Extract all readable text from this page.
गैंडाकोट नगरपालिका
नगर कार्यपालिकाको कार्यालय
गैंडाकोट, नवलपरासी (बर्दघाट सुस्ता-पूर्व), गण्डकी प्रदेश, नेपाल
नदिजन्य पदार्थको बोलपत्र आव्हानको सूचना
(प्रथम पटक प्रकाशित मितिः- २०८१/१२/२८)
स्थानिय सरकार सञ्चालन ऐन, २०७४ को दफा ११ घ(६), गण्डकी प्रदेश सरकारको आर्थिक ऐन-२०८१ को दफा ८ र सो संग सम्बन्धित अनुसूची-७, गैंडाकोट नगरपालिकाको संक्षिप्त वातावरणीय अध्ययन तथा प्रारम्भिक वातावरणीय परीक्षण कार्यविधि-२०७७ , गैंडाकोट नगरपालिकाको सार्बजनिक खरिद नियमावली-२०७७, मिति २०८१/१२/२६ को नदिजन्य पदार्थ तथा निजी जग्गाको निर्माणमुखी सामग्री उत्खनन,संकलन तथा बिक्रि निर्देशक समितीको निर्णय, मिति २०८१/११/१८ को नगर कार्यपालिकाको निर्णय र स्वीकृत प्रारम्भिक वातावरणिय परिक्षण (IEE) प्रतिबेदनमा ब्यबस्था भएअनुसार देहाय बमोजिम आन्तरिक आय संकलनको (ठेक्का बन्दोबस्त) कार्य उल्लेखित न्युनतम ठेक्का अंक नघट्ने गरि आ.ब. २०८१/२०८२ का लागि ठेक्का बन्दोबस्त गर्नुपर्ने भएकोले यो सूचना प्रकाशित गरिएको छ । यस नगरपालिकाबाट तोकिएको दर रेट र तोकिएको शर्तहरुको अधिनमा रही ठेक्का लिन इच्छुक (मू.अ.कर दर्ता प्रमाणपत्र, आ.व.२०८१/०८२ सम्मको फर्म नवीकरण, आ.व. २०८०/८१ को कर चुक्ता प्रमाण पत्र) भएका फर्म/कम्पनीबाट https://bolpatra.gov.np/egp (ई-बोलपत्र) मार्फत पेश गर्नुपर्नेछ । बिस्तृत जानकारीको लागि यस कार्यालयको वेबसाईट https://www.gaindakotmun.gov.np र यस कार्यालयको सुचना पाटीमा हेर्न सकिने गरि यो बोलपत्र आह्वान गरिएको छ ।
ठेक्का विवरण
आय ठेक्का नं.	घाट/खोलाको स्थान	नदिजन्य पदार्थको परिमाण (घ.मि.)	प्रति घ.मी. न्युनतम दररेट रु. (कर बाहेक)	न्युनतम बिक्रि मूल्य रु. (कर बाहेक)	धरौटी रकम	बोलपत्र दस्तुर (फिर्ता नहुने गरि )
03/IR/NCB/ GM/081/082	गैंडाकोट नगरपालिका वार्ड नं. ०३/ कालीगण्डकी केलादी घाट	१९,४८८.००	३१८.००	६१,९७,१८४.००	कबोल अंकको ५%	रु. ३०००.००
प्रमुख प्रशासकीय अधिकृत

▸ **What to work on**: Copy out the full set of records precisely, leaving nothing out.

▸ **Task response**:
Extract all readable text from this page.
गैंडाकोट नगरपालिका
नगर कार्यपालिकाको कार्यालय
गैंडाकोट, नवलपरासी (बर्दघाट सुस्ता-पूर्व), गण्डकी प्रदेश, नेपाल
नदिजन्य पदार्थको बोलपत्र आव्हानको सूचना
(प्रथम पटक प्रकाशित मितिः- २०८१/१२/२८)
स्थानिय सरकार सञ्चालन ऐन, २०७४ को दफा ११ घ(६), गण्डकी प्रदेश सरकारको आर्थिक ऐन-२०८१ को दफा ८ र सो संग सम्बन्धित अनुसूची-७, गैंडाकोट नगरपालिकाको संक्षिप्त वातावरणीय अध्ययन तथा प्रारम्भिक वातावरणीय परीक्षण कार्यविधि-२०७७ , गैंडाकोट नगरपालिकाको सार्बजनिक खरिद नियमावली-२०७७, मिति २०८१/१२/२६ को नदिजन्य पदार्थ तथा निजी जग्गाको निर्माणमुखी सामग्री उत्खनन,संकलन तथा बिक्रि निर्देशक समितीको निर्णय, मिति २०८१/११/१८ को नगर कार्यपालिकाको निर्णय र स्वीकृत प्रारम्भिक वातावरणिय परिक्षण (IEE) प्रतिबेदनमा ब्यबस्था भएअनुसार देहाय बमोजिम आन्तरिक आय संकलनको (ठेक्का बन्दोबस्त) कार्य उल्लेखित न्युनतम ठेक्का अंक नघट्ने गरि आ.ब. २०८१/२०८२ का लागि ठेक्का बन्दोबस्त गर्नुपर्ने भएकोले यो सूचना प्रकाशित गरिएको छ । यस नगरपालिकाबाट तोकिएको दर रेट र तोकिएको शर्तहरुको अधिनमा रही ठेक्का लिन इच्छुक (मू.अ.कर दर्ता प्रमाणपत्र, आ.व.२०८१/०८२ सम्मको फर्म नवीकरण, आ.व. २०८०/८१ को कर चुक्ता प्रमाण पत्र) भएका फर्म/कम्पनीबाट https://bolpatra.gov.np/egp (ई-बोलपत्र) मार्फत पेश गर्नुपर्नेछ । बिस्तृत जानकारीको लागि यस कार्यालयको वेबसाईट https://www.gaindakotmun.gov.np र यस कार्यालयको सुचना पाटीमा हेर्न सकिने गरि यो बोलपत्र आह्वान गरिएको छ ।
ठेक्का विवरण
आय ठेक्का नं.	घाट/खोलाको स्थान	नदिजन्य पदार्थको परिमाण (घ.मि.)	प्रति घ.मी. न्युनतम दररेट रु. (कर बाहेक)	न्युनतम बिक्रि मूल्य रु. (कर बाहेक)	धरौटी रकम	बोलपत्र दस्तुर (फिर्ता नहुने गरि )
03/IR/NCB/ GM/081/082	गैंडाकोट नगरपालिका वार्ड नं. ०३/ कालीगण्डकी केलादी घाट	१९,४८८.००	३१८.००	६१,९७,१८४.००	कबोल अंकको ५%	रु. ३०००.००
प्रमुख प्रशासकीय अधिकृत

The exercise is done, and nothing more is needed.